## START Given records

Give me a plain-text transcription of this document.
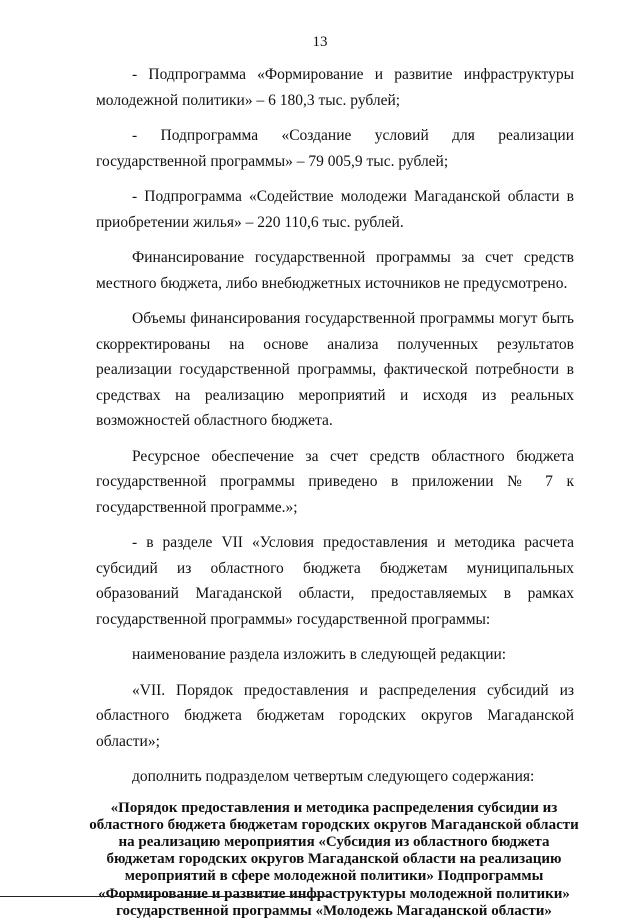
13

- Подпрограмма «Формирование и развитие инфраструктуры молодежной политики» – 6 180,3 тыс. рублей;

- Подпрограмма «Создание условий для реализации государственной программы» – 79 005,9 тыс. рублей;

- Подпрограмма «Содействие молодежи Магаданской области в приобретении жилья» – 220 110,6 тыс. рублей.

Финансирование государственной программы за счет средств местного бюджета, либо внебюджетных источников не предусмотрено.

Объемы финансирования государственной программы могут быть скорректированы на основе анализа полученных результатов реализации государственной программы, фактической потребности в средствах на реализацию мероприятий и исходя из реальных возможностей областного бюджета.

Ресурсное обеспечение за счет средств областного бюджета государственной программы приведено в приложении № 7 к государственной программе.»;

- в разделе VII «Условия предоставления и методика расчета субсидий из областного бюджета бюджетам муниципальных образований Магаданской области, предоставляемых в рамках государственной программы» государственной программы:

наименование раздела изложить в следующей редакции:

«VII. Порядок предоставления и распределения субсидий из областного бюджета бюджетам городских округов Магаданской области»;

дополнить подразделом четвертым следующего содержания:

«Порядок предоставления и методика распределения субсидии из областного бюджета бюджетам городских округов Магаданской области на реализацию мероприятия «Субсидия из областного бюджета бюджетам городских округов Магаданской области на реализацию мероприятий в сфере молодежной политики» Подпрограммы «Формирование и развитие инфраструктуры молодежной политики» государственной программы «Молодежь Магаданской области»
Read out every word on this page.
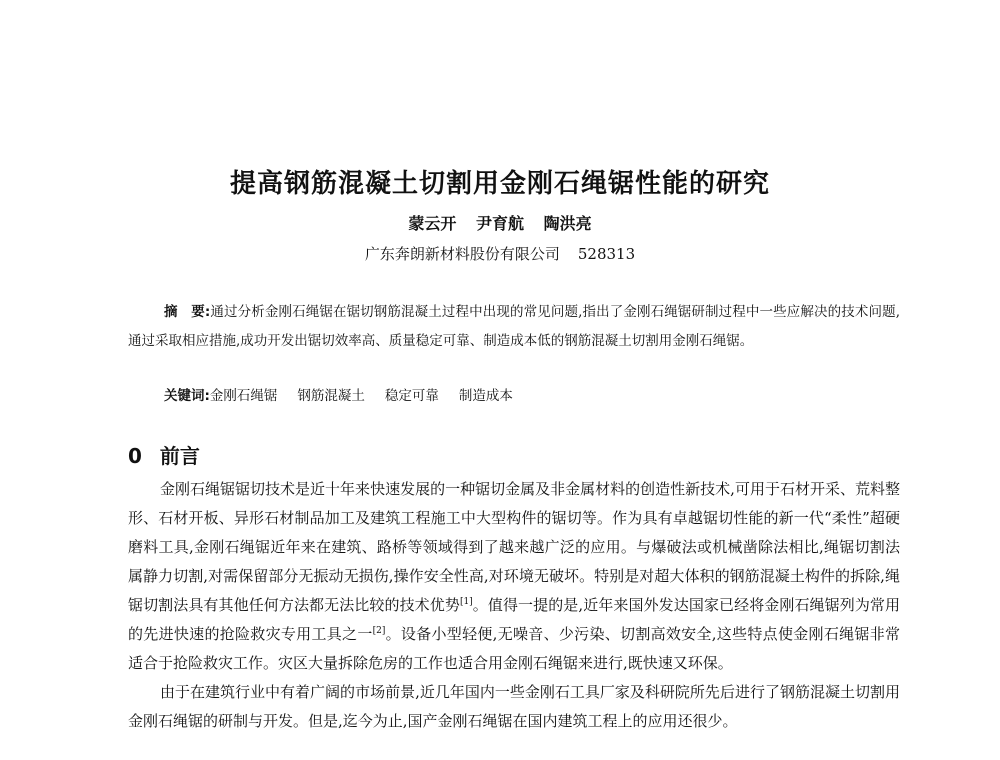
提高钢筋混凝土切割用金刚石绳锯性能的研究
蒙云开 尹育航 陶洪亮
广东奔朗新材料股份有限公司 528313
摘　要:通过分析金刚石绳锯在锯切钢筋混凝土过程中出现的常见问题,指出了金刚石绳锯研制过程中一些应解决的技术问题,通过采取相应措施,成功开发出锯切效率高、质量稳定可靠、制造成本低的钢筋混凝土切割用金刚石绳锯。
关键词:金刚石绳锯 钢筋混凝土 稳定可靠 制造成本
0 前言

金刚石绳锯锯切技术是近十年来快速发展的一种锯切金属及非金属材料的创造性新技术,可用于石材开采、荒料整形、石材开板、异形石材制品加工及建筑工程施工中大型构件的锯切等。作为具有卓越锯切性能的新一代“柔性”超硬磨料工具,金刚石绳锯近年来在建筑、路桥等领域得到了越来越广泛的应用。与爆破法或机械凿除法相比,绳锯切割法属静力切割,对需保留部分无振动无损伤,操作安全性高,对环境无破坏。特别是对超大体积的钢筋混凝土构件的拆除,绳锯切割法具有其他任何方法都无法比较的技术优势[1]。值得一提的是,近年来国外发达国家已经将金刚石绳锯列为常用的先进快速的抢险救灾专用工具之一[2]。设备小型轻便,无噪音、少污染、切割高效安全,这些特点使金刚石绳锯非常适合于抢险救灾工作。灾区大量拆除危房的工作也适合用金刚石绳锯来进行,既快速又环保。

由于在建筑行业中有着广阔的市场前景,近几年国内一些金刚石工具厂家及科研院所先后进行了钢筋混凝土切割用金刚石绳锯的研制与开发。但是,迄今为止,国产金刚石绳锯在国内建筑工程上的应用还很少。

## END Given records

§ The problem
From the entries above, extract every line where the word "реализации" appears.

§ Finished answer
- Подпрограмма «Создание условий для реализации государственной программы» – 79 005,9 тыс. рублей;
Объемы финансирования государственной программы могут быть скорректированы на основе анализа полученных результатов реализации государственной программы, фактической потребности в средствах на реализацию мероприятий и исходя из реальных возможностей областного бюджета.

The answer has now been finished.